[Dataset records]
___

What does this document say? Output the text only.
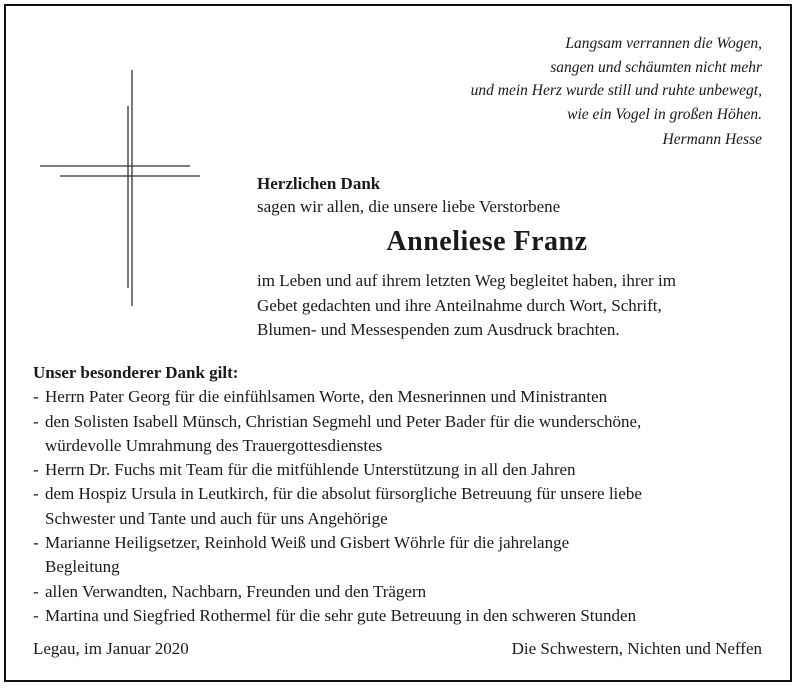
Langsam verrannen die Wogen,
sangen und schäumten nicht mehr
und mein Herz wurde still und ruhte unbewegt,
wie ein Vogel in großen Höhen.
Hermann Hesse
Herzlichen Dank
sagen wir allen, die unsere liebe Verstorbene
Anneliese Franz
im Leben und auf ihrem letzten Weg begleitet haben, ihrer im
Gebet gedachten und ihre Anteilnahme durch Wort, Schrift,
Blumen- und Messespenden zum Ausdruck brachten.
Unser besonderer Dank gilt:
- Herrn Pater Georg für die einfühlsamen Worte, den Mesnerinnen und Ministranten
- den Solisten Isabell Münsch, Christian Segmehl und Peter Bader für die wunderschöne,
würdevolle Umrahmung des Trauergottesdienstes
- Herrn Dr. Fuchs mit Team für die mitfühlende Unterstützung in all den Jahren
- dem Hospiz Ursula in Leutkirch, für die absolut fürsorgliche Betreuung für unsere liebe
Schwester und Tante und auch für uns Angehörige
- Marianne Heiligsetzer, Reinhold Weiß und Gisbert Wöhrle für die jahrelange
Begleitung
- allen Verwandten, Nachbarn, Freunden und den Trägern
- Martina und Siegfried Rothermel für die sehr gute Betreuung in den schweren Stunden
Legau, im Januar 2020	Die Schwestern, Nichten und Neffen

___

### OBJECTIVE
Take every line containing the word "Betreuung" and copy it.

### EXERCISE OUTPUT
- dem Hospiz Ursula in Leutkirch, für die absolut fürsorgliche Betreuung für unsere liebe
- Martina und Siegfried Rothermel für die sehr gute Betreuung in den schweren Stunden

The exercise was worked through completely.